(Figure collection entries)
** start **

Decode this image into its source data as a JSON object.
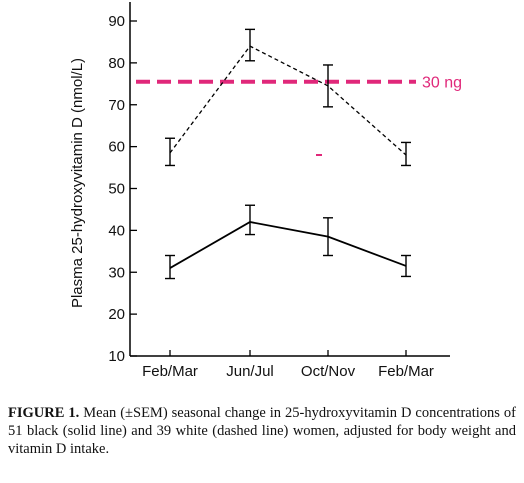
{
  "chart_data": {
    "type": "line",
    "ylabel": "Plasma 25-hydroxyvitamin D (nmol/L)",
    "xlabel": "",
    "ylim": [
      10,
      95
    ],
    "yticks": [
      10,
      20,
      30,
      40,
      50,
      60,
      70,
      80,
      90
    ],
    "categories": [
      "Feb/Mar",
      "Jun/Jul",
      "Oct/Nov",
      "Feb/Mar"
    ],
    "series": [
      {
        "style": "solid",
        "color": "#000000",
        "values": [
          31,
          42,
          38.5,
          31.5
        ],
        "err_low": [
          28.5,
          39,
          34,
          29
        ],
        "err_high": [
          34,
          46,
          43,
          34
        ]
      },
      {
        "style": "dashed",
        "color": "#000000",
        "values": [
          58.5,
          84,
          74.5,
          58
        ],
        "err_low": [
          55.5,
          80.5,
          69.5,
          55.5
        ],
        "err_high": [
          62,
          88,
          79.5,
          61
        ]
      }
    ],
    "reference_line": {
      "value": 75.5,
      "label": "30 ng",
      "color": "#e0287a"
    },
    "grid": false,
    "legend": "none"
  },
  "caption": {
    "label": "FIGURE 1.",
    "text": "Mean (±SEM) seasonal change in 25-hydroxyvitamin D concentrations of 51 black (solid line) and 39 white (dashed line) women, adjusted for body weight and vitamin D intake."
  }
}
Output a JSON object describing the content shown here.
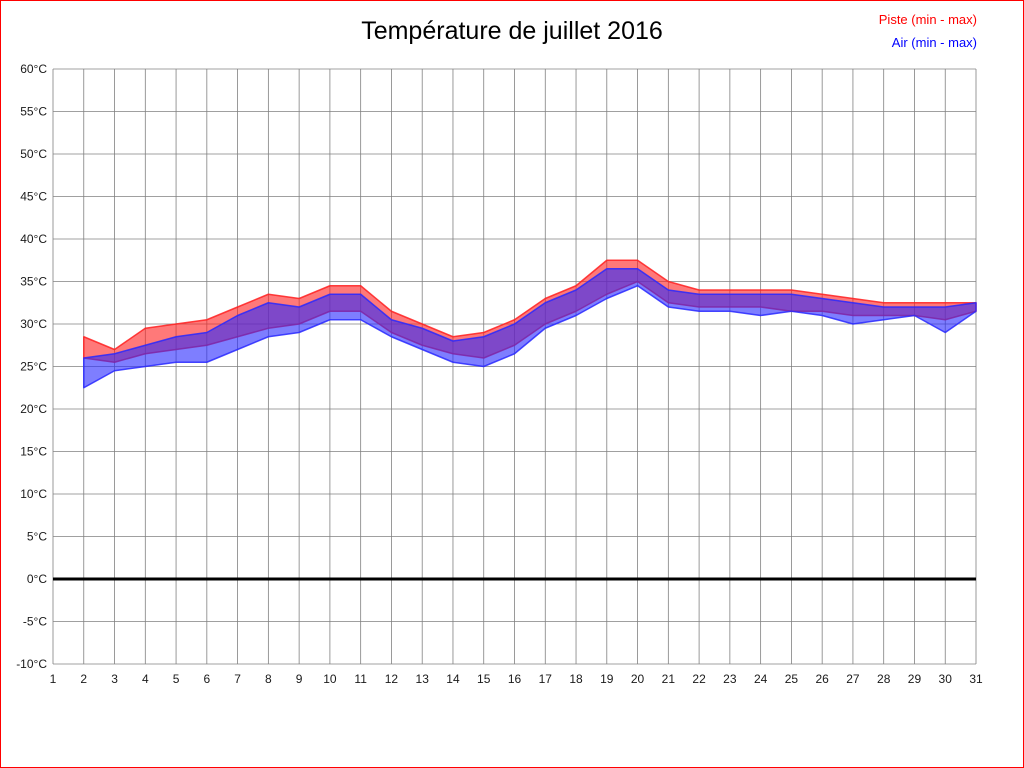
{
  "page": {
    "border_color": "#ff0000",
    "background": "#ffffff"
  },
  "legend": {
    "piste_label": "Piste (min - max)",
    "piste_color": "#ff0000",
    "air_label": "Air (min - max)",
    "air_color": "#0000ff"
  },
  "chart_data": {
    "type": "area",
    "title": "Température de juillet 2016",
    "y_unit": "°C",
    "ylim": [
      -10,
      60
    ],
    "y_ticks": [
      60,
      55,
      50,
      45,
      40,
      35,
      30,
      25,
      20,
      15,
      10,
      5,
      0,
      -5,
      -10
    ],
    "x_ticks": [
      1,
      2,
      3,
      4,
      5,
      6,
      7,
      8,
      9,
      10,
      11,
      12,
      13,
      14,
      15,
      16,
      17,
      18,
      19,
      20,
      21,
      22,
      23,
      24,
      25,
      26,
      27,
      28,
      29,
      30,
      31
    ],
    "grid": true,
    "legend_position": "top-right",
    "zero_line": {
      "value": 0,
      "color": "#000000",
      "width": 3
    },
    "x": [
      2,
      3,
      4,
      5,
      6,
      7,
      8,
      9,
      10,
      11,
      12,
      13,
      14,
      15,
      16,
      17,
      18,
      19,
      20,
      21,
      22,
      23,
      24,
      25,
      26,
      27,
      28,
      29,
      30,
      31
    ],
    "series": [
      {
        "id": "piste",
        "name": "Piste (min - max)",
        "color": "#ff2020",
        "max": [
          28.5,
          27.0,
          29.5,
          30.0,
          30.5,
          32.0,
          33.5,
          33.0,
          34.5,
          34.5,
          31.5,
          30.0,
          28.5,
          29.0,
          30.5,
          33.0,
          34.5,
          37.5,
          37.5,
          35.0,
          34.0,
          34.0,
          34.0,
          34.0,
          33.5,
          33.0,
          32.5,
          32.5,
          32.5,
          32.5
        ],
        "min": [
          26.0,
          25.5,
          26.5,
          27.0,
          27.5,
          28.5,
          29.5,
          30.0,
          31.5,
          31.5,
          29.0,
          27.5,
          26.5,
          26.0,
          27.5,
          30.0,
          31.5,
          33.5,
          35.0,
          32.5,
          32.0,
          32.0,
          32.0,
          31.5,
          31.5,
          31.0,
          31.0,
          31.0,
          30.5,
          31.5
        ]
      },
      {
        "id": "air",
        "name": "Air (min - max)",
        "color": "#2828ff",
        "max": [
          26.0,
          26.5,
          27.5,
          28.5,
          29.0,
          31.0,
          32.5,
          32.0,
          33.5,
          33.5,
          30.5,
          29.5,
          28.0,
          28.5,
          30.0,
          32.5,
          34.0,
          36.5,
          36.5,
          34.0,
          33.5,
          33.5,
          33.5,
          33.5,
          33.0,
          32.5,
          32.0,
          32.0,
          32.0,
          32.5
        ],
        "min": [
          22.5,
          24.5,
          25.0,
          25.5,
          25.5,
          27.0,
          28.5,
          29.0,
          30.5,
          30.5,
          28.5,
          27.0,
          25.5,
          25.0,
          26.5,
          29.5,
          31.0,
          33.0,
          34.5,
          32.0,
          31.5,
          31.5,
          31.0,
          31.5,
          31.0,
          30.0,
          30.5,
          31.0,
          29.0,
          31.5
        ]
      }
    ]
  }
}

** end **

#### STATED PROBLEM
Repeat every record precisely. Any picture among them stays out of the copy.

#### TASK RESPONSE
Decode this image into its source data as a JSON object.
{
  "chart_data": {
    "type": "line",
    "ylabel": "Plasma 25-hydroxyvitamin D (nmol/L)",
    "xlabel": "",
    "ylim": [
      10,
      95
    ],
    "yticks": [
      10,
      20,
      30,
      40,
      50,
      60,
      70,
      80,
      90
    ],
    "categories": [
      "Feb/Mar",
      "Jun/Jul",
      "Oct/Nov",
      "Feb/Mar"
    ],
    "series": [
      {
        "style": "solid",
        "color": "#000000",
        "values": [
          31,
          42,
          38.5,
          31.5
        ],
        "err_low": [
          28.5,
          39,
          34,
          29
        ],
        "err_high": [
          34,
          46,
          43,
          34
        ]
      },
      {
        "style": "dashed",
        "color": "#000000",
        "values": [
          58.5,
          84,
          74.5,
          58
        ],
        "err_low": [
          55.5,
          80.5,
          69.5,
          55.5
        ],
        "err_high": [
          62,
          88,
          79.5,
          61
        ]
      }
    ],
    "reference_line": {
      "value": 75.5,
      "label": "30 ng",
      "color": "#e0287a"
    },
    "grid": false,
    "legend": "none"
  },
  "caption": {
    "label": "FIGURE 1.",
    "text": "Mean (±SEM) seasonal change in 25-hydroxyvitamin D concentrations of 51 black (solid line) and 39 white (dashed line) women, adjusted for body weight and vitamin D intake."
  }
}
Output a JSON object describing the content shown here.
{
  "page": {
    "border_color": "#ff0000",
    "background": "#ffffff"
  },
  "legend": {
    "piste_label": "Piste (min - max)",
    "piste_color": "#ff0000",
    "air_label": "Air (min - max)",
    "air_color": "#0000ff"
  },
  "chart_data": {
    "type": "area",
    "title": "Température de juillet 2016",
    "y_unit": "°C",
    "ylim": [
      -10,
      60
    ],
    "y_ticks": [
      60,
      55,
      50,
      45,
      40,
      35,
      30,
      25,
      20,
      15,
      10,
      5,
      0,
      -5,
      -10
    ],
    "x_ticks": [
      1,
      2,
      3,
      4,
      5,
      6,
      7,
      8,
      9,
      10,
      11,
      12,
      13,
      14,
      15,
      16,
      17,
      18,
      19,
      20,
      21,
      22,
      23,
      24,
      25,
      26,
      27,
      28,
      29,
      30,
      31
    ],
    "grid": true,
    "legend_position": "top-right",
    "zero_line": {
      "value": 0,
      "color": "#000000",
      "width": 3
    },
    "x": [
      2,
      3,
      4,
      5,
      6,
      7,
      8,
      9,
      10,
      11,
      12,
      13,
      14,
      15,
      16,
      17,
      18,
      19,
      20,
      21,
      22,
      23,
      24,
      25,
      26,
      27,
      28,
      29,
      30,
      31
    ],
    "series": [
      {
        "id": "piste",
        "name": "Piste (min - max)",
        "color": "#ff2020",
        "max": [
          28.5,
          27.0,
          29.5,
          30.0,
          30.5,
          32.0,
          33.5,
          33.0,
          34.5,
          34.5,
          31.5,
          30.0,
          28.5,
          29.0,
          30.5,
          33.0,
          34.5,
          37.5,
          37.5,
          35.0,
          34.0,
          34.0,
          34.0,
          34.0,
          33.5,
          33.0,
          32.5,
          32.5,
          32.5,
          32.5
        ],
        "min": [
          26.0,
          25.5,
          26.5,
          27.0,
          27.5,
          28.5,
          29.5,
          30.0,
          31.5,
          31.5,
          29.0,
          27.5,
          26.5,
          26.0,
          27.5,
          30.0,
          31.5,
          33.5,
          35.0,
          32.5,
          32.0,
          32.0,
          32.0,
          31.5,
          31.5,
          31.0,
          31.0,
          31.0,
          30.5,
          31.5
        ]
      },
      {
        "id": "air",
        "name": "Air (min - max)",
        "color": "#2828ff",
        "max": [
          26.0,
          26.5,
          27.5,
          28.5,
          29.0,
          31.0,
          32.5,
          32.0,
          33.5,
          33.5,
          30.5,
          29.5,
          28.0,
          28.5,
          30.0,
          32.5,
          34.0,
          36.5,
          36.5,
          34.0,
          33.5,
          33.5,
          33.5,
          33.5,
          33.0,
          32.5,
          32.0,
          32.0,
          32.0,
          32.5
        ],
        "min": [
          22.5,
          24.5,
          25.0,
          25.5,
          25.5,
          27.0,
          28.5,
          29.0,
          30.5,
          30.5,
          28.5,
          27.0,
          25.5,
          25.0,
          26.5,
          29.5,
          31.0,
          33.0,
          34.5,
          32.0,
          31.5,
          31.5,
          31.0,
          31.5,
          31.0,
          30.0,
          30.5,
          31.0,
          29.0,
          31.5
        ]
      }
    ]
  }
}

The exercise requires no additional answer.